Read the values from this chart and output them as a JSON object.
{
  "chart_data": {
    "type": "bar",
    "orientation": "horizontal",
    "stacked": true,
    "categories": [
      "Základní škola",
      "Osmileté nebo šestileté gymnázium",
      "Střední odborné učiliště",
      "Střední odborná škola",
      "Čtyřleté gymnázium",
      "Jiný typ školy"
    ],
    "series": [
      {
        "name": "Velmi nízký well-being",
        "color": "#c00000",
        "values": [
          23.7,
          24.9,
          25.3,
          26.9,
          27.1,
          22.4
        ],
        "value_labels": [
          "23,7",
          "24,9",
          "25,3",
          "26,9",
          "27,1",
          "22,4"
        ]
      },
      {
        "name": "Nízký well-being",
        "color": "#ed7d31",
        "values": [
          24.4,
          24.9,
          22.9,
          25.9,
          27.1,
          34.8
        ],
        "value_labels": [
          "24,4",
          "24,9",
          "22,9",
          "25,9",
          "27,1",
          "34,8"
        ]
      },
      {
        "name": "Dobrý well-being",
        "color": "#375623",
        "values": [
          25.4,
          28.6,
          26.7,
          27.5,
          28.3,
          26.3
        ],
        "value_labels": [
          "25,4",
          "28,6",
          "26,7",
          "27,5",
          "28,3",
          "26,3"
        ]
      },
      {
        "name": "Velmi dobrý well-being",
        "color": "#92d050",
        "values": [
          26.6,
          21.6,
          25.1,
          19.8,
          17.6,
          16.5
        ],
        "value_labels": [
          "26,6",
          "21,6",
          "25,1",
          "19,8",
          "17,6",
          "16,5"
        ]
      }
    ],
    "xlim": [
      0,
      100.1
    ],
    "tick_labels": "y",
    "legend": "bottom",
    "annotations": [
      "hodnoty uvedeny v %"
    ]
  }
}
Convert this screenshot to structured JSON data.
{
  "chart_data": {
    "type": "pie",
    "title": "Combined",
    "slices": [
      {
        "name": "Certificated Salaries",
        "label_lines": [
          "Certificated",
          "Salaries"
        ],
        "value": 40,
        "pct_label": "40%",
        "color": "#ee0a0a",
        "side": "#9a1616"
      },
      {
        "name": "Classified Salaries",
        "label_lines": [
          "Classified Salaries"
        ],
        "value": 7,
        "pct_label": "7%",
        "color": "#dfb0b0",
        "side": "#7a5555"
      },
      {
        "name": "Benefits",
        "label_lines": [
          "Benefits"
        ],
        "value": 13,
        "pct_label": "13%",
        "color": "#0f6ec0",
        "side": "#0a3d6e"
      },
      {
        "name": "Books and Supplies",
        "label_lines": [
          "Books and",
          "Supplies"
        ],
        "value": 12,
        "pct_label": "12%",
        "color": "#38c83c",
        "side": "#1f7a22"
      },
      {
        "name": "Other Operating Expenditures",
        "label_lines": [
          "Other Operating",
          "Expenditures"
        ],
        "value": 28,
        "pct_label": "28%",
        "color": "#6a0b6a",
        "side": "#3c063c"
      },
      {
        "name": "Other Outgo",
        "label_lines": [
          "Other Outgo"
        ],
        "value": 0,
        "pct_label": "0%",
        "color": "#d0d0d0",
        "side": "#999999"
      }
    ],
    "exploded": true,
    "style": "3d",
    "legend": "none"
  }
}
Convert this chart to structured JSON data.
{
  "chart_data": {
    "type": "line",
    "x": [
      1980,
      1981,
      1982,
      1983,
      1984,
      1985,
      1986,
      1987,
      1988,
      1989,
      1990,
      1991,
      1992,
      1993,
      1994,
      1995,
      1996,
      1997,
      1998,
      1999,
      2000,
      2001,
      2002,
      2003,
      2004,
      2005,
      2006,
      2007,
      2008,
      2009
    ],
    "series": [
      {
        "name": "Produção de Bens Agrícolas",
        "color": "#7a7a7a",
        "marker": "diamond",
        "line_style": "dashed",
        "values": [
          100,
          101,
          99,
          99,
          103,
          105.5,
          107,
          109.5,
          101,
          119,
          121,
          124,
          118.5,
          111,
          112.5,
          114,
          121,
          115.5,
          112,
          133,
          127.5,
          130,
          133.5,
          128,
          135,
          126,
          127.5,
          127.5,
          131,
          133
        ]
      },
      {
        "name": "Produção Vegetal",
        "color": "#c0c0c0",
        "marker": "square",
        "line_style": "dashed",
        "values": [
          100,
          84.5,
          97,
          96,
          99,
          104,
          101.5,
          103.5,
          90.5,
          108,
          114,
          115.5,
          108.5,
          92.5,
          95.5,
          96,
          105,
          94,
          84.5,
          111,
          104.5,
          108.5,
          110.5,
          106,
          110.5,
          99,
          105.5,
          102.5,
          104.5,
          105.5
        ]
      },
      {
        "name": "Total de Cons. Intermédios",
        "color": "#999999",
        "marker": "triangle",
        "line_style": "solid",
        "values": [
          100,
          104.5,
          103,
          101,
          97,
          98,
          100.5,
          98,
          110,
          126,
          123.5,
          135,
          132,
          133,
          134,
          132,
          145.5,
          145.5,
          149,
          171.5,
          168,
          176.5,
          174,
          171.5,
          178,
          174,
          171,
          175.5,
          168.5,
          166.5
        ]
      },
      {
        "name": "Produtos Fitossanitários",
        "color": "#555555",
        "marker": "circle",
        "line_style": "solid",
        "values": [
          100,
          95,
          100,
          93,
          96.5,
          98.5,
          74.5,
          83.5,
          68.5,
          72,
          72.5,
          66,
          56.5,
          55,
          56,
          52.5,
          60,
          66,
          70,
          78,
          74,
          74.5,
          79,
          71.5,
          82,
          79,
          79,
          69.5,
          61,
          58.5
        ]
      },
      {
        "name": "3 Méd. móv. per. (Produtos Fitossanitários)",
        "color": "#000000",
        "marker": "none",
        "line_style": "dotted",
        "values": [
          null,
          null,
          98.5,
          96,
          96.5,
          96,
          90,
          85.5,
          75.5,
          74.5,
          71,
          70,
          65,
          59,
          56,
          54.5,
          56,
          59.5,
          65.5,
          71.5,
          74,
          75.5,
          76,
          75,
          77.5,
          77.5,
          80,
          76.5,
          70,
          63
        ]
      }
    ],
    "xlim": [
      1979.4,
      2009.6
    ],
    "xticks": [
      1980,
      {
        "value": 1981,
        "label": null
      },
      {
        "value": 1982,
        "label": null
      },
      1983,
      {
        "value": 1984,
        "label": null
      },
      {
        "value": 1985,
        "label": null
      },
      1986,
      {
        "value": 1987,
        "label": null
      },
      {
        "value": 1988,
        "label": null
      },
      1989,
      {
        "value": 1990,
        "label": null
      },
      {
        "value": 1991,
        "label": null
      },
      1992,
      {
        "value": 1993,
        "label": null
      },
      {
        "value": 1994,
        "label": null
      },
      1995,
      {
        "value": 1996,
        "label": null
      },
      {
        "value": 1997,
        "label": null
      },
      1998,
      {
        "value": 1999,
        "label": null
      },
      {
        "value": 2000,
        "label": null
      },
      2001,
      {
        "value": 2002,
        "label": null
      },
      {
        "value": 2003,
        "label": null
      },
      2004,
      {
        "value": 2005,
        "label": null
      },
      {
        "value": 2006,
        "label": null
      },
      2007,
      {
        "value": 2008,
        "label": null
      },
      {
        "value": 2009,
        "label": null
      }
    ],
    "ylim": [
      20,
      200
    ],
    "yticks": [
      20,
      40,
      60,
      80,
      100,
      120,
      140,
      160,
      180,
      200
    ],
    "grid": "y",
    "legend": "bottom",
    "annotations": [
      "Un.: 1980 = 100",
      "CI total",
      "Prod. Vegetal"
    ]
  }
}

################

■ THE PROBLEM
Report each line in the preceding entries that holds the string "Classified".

■ ANSWER
        "name": "Classified Salaries",
          "Classified Salaries"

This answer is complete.